Dataset entries on figures
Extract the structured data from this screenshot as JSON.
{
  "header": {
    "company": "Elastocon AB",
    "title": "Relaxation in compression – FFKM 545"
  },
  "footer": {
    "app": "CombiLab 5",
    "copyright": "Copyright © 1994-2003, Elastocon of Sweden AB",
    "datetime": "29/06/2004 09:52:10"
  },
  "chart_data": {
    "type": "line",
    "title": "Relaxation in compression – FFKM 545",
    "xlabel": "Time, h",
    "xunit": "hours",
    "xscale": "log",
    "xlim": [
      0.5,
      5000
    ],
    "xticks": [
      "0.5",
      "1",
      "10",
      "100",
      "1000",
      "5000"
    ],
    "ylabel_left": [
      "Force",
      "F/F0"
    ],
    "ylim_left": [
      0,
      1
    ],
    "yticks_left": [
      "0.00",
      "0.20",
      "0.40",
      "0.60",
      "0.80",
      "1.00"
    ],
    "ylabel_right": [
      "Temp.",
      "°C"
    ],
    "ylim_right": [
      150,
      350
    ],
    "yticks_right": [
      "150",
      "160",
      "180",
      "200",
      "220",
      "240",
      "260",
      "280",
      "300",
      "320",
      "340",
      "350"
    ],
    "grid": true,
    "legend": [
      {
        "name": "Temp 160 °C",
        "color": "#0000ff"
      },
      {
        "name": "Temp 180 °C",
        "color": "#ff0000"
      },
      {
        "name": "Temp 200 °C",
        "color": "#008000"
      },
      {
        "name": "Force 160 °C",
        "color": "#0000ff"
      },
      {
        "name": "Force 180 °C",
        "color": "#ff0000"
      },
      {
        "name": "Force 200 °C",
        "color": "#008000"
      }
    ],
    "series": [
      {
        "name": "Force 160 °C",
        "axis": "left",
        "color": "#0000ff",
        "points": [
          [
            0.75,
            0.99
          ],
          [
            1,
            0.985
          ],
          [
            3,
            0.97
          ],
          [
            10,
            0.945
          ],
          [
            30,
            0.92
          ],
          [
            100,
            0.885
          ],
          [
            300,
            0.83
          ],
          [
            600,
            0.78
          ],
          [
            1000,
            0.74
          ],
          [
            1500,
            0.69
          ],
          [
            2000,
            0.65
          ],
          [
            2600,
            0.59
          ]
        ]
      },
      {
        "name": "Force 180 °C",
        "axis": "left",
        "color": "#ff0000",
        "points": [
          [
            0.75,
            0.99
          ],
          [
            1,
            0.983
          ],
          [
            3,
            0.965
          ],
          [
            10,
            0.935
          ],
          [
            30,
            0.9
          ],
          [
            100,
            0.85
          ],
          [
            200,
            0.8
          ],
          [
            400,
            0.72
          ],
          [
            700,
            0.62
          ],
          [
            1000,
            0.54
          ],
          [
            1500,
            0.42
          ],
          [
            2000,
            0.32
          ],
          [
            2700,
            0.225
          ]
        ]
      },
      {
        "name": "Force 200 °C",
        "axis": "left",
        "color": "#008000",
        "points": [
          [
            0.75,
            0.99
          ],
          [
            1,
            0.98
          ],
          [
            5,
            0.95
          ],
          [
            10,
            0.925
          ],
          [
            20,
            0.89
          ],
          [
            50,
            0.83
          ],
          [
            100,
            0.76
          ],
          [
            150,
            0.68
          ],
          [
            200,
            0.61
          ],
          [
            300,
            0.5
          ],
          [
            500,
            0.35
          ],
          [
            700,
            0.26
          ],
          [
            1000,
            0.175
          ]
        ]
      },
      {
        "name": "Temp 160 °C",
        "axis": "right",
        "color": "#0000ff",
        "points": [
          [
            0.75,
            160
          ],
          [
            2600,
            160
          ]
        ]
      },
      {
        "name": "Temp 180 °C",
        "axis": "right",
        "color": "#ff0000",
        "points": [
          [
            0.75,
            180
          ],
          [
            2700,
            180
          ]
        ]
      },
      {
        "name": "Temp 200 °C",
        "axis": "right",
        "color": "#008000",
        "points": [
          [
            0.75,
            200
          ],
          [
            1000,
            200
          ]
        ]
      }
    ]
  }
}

> _WRITTEN TASK_:
Reproduce the full listing word for word.

> _FULL ANSWER_:
Extract the structured data from this screenshot as JSON.
{
  "header": {
    "company": "Elastocon AB",
    "title": "Relaxation in compression – FFKM 545"
  },
  "footer": {
    "app": "CombiLab 5",
    "copyright": "Copyright © 1994-2003, Elastocon of Sweden AB",
    "datetime": "29/06/2004 09:52:10"
  },
  "chart_data": {
    "type": "line",
    "title": "Relaxation in compression – FFKM 545",
    "xlabel": "Time, h",
    "xunit": "hours",
    "xscale": "log",
    "xlim": [
      0.5,
      5000
    ],
    "xticks": [
      "0.5",
      "1",
      "10",
      "100",
      "1000",
      "5000"
    ],
    "ylabel_left": [
      "Force",
      "F/F0"
    ],
    "ylim_left": [
      0,
      1
    ],
    "yticks_left": [
      "0.00",
      "0.20",
      "0.40",
      "0.60",
      "0.80",
      "1.00"
    ],
    "ylabel_right": [
      "Temp.",
      "°C"
    ],
    "ylim_right": [
      150,
      350
    ],
    "yticks_right": [
      "150",
      "160",
      "180",
      "200",
      "220",
      "240",
      "260",
      "280",
      "300",
      "320",
      "340",
      "350"
    ],
    "grid": true,
    "legend": [
      {
        "name": "Temp 160 °C",
        "color": "#0000ff"
      },
      {
        "name": "Temp 180 °C",
        "color": "#ff0000"
      },
      {
        "name": "Temp 200 °C",
        "color": "#008000"
      },
      {
        "name": "Force 160 °C",
        "color": "#0000ff"
      },
      {
        "name": "Force 180 °C",
        "color": "#ff0000"
      },
      {
        "name": "Force 200 °C",
        "color": "#008000"
      }
    ],
    "series": [
      {
        "name": "Force 160 °C",
        "axis": "left",
        "color": "#0000ff",
        "points": [
          [
            0.75,
            0.99
          ],
          [
            1,
            0.985
          ],
          [
            3,
            0.97
          ],
          [
            10,
            0.945
          ],
          [
            30,
            0.92
          ],
          [
            100,
            0.885
          ],
          [
            300,
            0.83
          ],
          [
            600,
            0.78
          ],
          [
            1000,
            0.74
          ],
          [
            1500,
            0.69
          ],
          [
            2000,
            0.65
          ],
          [
            2600,
            0.59
          ]
        ]
      },
      {
        "name": "Force 180 °C",
        "axis": "left",
        "color": "#ff0000",
        "points": [
          [
            0.75,
            0.99
          ],
          [
            1,
            0.983
          ],
          [
            3,
            0.965
          ],
          [
            10,
            0.935
          ],
          [
            30,
            0.9
          ],
          [
            100,
            0.85
          ],
          [
            200,
            0.8
          ],
          [
            400,
            0.72
          ],
          [
            700,
            0.62
          ],
          [
            1000,
            0.54
          ],
          [
            1500,
            0.42
          ],
          [
            2000,
            0.32
          ],
          [
            2700,
            0.225
          ]
        ]
      },
      {
        "name": "Force 200 °C",
        "axis": "left",
        "color": "#008000",
        "points": [
          [
            0.75,
            0.99
          ],
          [
            1,
            0.98
          ],
          [
            5,
            0.95
          ],
          [
            10,
            0.925
          ],
          [
            20,
            0.89
          ],
          [
            50,
            0.83
          ],
          [
            100,
            0.76
          ],
          [
            150,
            0.68
          ],
          [
            200,
            0.61
          ],
          [
            300,
            0.5
          ],
          [
            500,
            0.35
          ],
          [
            700,
            0.26
          ],
          [
            1000,
            0.175
          ]
        ]
      },
      {
        "name": "Temp 160 °C",
        "axis": "right",
        "color": "#0000ff",
        "points": [
          [
            0.75,
            160
          ],
          [
            2600,
            160
          ]
        ]
      },
      {
        "name": "Temp 180 °C",
        "axis": "right",
        "color": "#ff0000",
        "points": [
          [
            0.75,
            180
          ],
          [
            2700,
            180
          ]
        ]
      },
      {
        "name": "Temp 200 °C",
        "axis": "right",
        "color": "#008000",
        "points": [
          [
            0.75,
            200
          ],
          [
            1000,
            200
          ]
        ]
      }
    ]
  }
}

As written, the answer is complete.